- _SHORT TASK_: Reproduce all the entries exactly and keep the pictures out.

##### WORKING DATA #####

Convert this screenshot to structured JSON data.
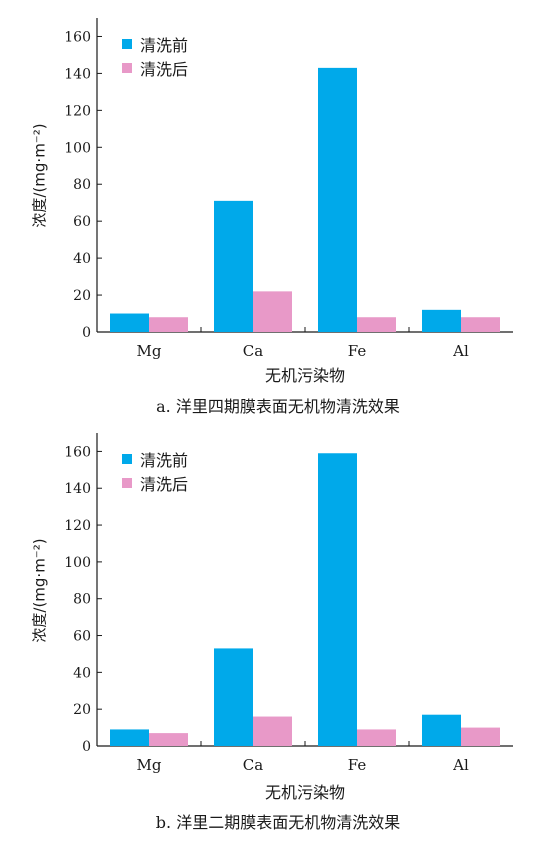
{
  "colors": {
    "before": "#00a9ea",
    "after": "#e899c8",
    "axis": "#1a1a1a"
  },
  "chart_data": [
    {
      "type": "bar",
      "categories": [
        "Mg",
        "Ca",
        "Fe",
        "Al"
      ],
      "series": [
        {
          "name": "清洗前",
          "values": [
            10,
            71,
            143,
            12
          ]
        },
        {
          "name": "清洗后",
          "values": [
            8,
            22,
            8,
            8
          ]
        }
      ],
      "xlabel": "无机污染物",
      "ylabel": "浓度/(mg·m⁻²)",
      "yticks": [
        0,
        20,
        40,
        60,
        80,
        100,
        120,
        140,
        160
      ],
      "ylim": [
        0,
        170
      ],
      "legend": "top-left",
      "caption": "a. 洋里四期膜表面无机物清洗效果"
    },
    {
      "type": "bar",
      "categories": [
        "Mg",
        "Ca",
        "Fe",
        "Al"
      ],
      "series": [
        {
          "name": "清洗前",
          "values": [
            9,
            53,
            159,
            17
          ]
        },
        {
          "name": "清洗后",
          "values": [
            7,
            16,
            9,
            10
          ]
        }
      ],
      "xlabel": "无机污染物",
      "ylabel": "浓度/(mg·m⁻²)",
      "yticks": [
        0,
        20,
        40,
        60,
        80,
        100,
        120,
        140,
        160
      ],
      "ylim": [
        0,
        170
      ],
      "legend": "top-left",
      "caption": "b. 洋里二期膜表面无机物清洗效果"
    }
  ]
}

#####

- _RESULT OF THIS EXERCISE_:
Convert this screenshot to structured JSON data.
{
  "colors": {
    "before": "#00a9ea",
    "after": "#e899c8",
    "axis": "#1a1a1a"
  },
  "chart_data": [
    {
      "type": "bar",
      "categories": [
        "Mg",
        "Ca",
        "Fe",
        "Al"
      ],
      "series": [
        {
          "name": "清洗前",
          "values": [
            10,
            71,
            143,
            12
          ]
        },
        {
          "name": "清洗后",
          "values": [
            8,
            22,
            8,
            8
          ]
        }
      ],
      "xlabel": "无机污染物",
      "ylabel": "浓度/(mg·m⁻²)",
      "yticks": [
        0,
        20,
        40,
        60,
        80,
        100,
        120,
        140,
        160
      ],
      "ylim": [
        0,
        170
      ],
      "legend": "top-left",
      "caption": "a. 洋里四期膜表面无机物清洗效果"
    },
    {
      "type": "bar",
      "categories": [
        "Mg",
        "Ca",
        "Fe",
        "Al"
      ],
      "series": [
        {
          "name": "清洗前",
          "values": [
            9,
            53,
            159,
            17
          ]
        },
        {
          "name": "清洗后",
          "values": [
            7,
            16,
            9,
            10
          ]
        }
      ],
      "xlabel": "无机污染物",
      "ylabel": "浓度/(mg·m⁻²)",
      "yticks": [
        0,
        20,
        40,
        60,
        80,
        100,
        120,
        140,
        160
      ],
      "ylim": [
        0,
        170
      ],
      "legend": "top-left",
      "caption": "b. 洋里二期膜表面无机物清洗效果"
    }
  ]
}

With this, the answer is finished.